- **Record extracts**:
----

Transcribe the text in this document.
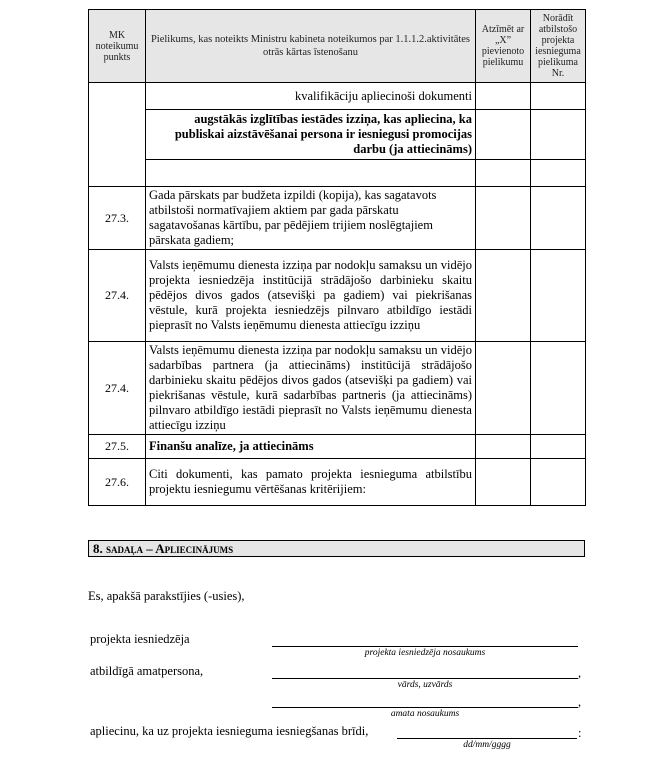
MK noteikumu punkts	Pielikums, kas noteikts Ministru kabineta noteikumos par 1.1.1.2.aktivitātes otrās kārtas īstenošanu	Atzīmēt ar „X” pievienoto pielikumu	Norādīt atbilstošo projekta iesnieguma pielikuma Nr.
	kvalifikāciju apliecinoši dokumenti		
	augstākās izglītības iestādes izziņa, kas apliecina, ka publiskai aizstāvēšanai persona ir iesniegusi promocijas darbu (ja attiecināms)		

27.3.	Gada pārskats par budžeta izpildi (kopija), kas sagatavots atbilstoši normatīvajiem aktiem par gada pārskatu sagatavošanas kārtību, par pēdējiem trijiem noslēgtajiem pārskata gadiem;		
27.4.	Valsts ieņēmumu dienesta izziņa par nodokļu samaksu un vidējo projekta iesniedzēja institūcijā strādājošo darbinieku skaitu pēdējos divos gados (atsevišķi pa gadiem) vai piekrišanas vēstule, kurā projekta iesniedzējs pilnvaro atbildīgo iestādi pieprasīt no Valsts ieņēmumu dienesta attiecīgu izziņu		
27.4.	Valsts ieņēmumu dienesta izziņa par nodokļu samaksu un vidējo sadarbības partnera (ja attiecināms) institūcijā strādājošo darbinieku skaitu pēdējos divos gados (atsevišķi pa gadiem) vai piekrišanas vēstule, kurā sadarbības partneris (ja attiecināms) pilnvaro atbildīgo iestādi pieprasīt no Valsts ieņēmumu dienesta attiecīgu izziņu		
27.5.	Finanšu analīze, ja attiecināms		
27.6.	Citi dokumenti, kas pamato projekta iesnieguma atbilstību projektu iesniegumu vērtēšanas kritērijiem:		
8. sadaļa – Apliecinājums
Es, apakšā parakstījies (-usies),
projekta iesniedzēja
projekta iesniedzēja nosaukums
atbildīgā amatpersona,	,
vārds, uzvārds
,
amata nosaukums
apliecinu, ka uz projekta iesnieguma iesniegšanas brīdi,	:
dd/mm/gggg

----

Tell how many lines in the records above contain "iesnieguma", giving the number and no other words.

- **Result**: 3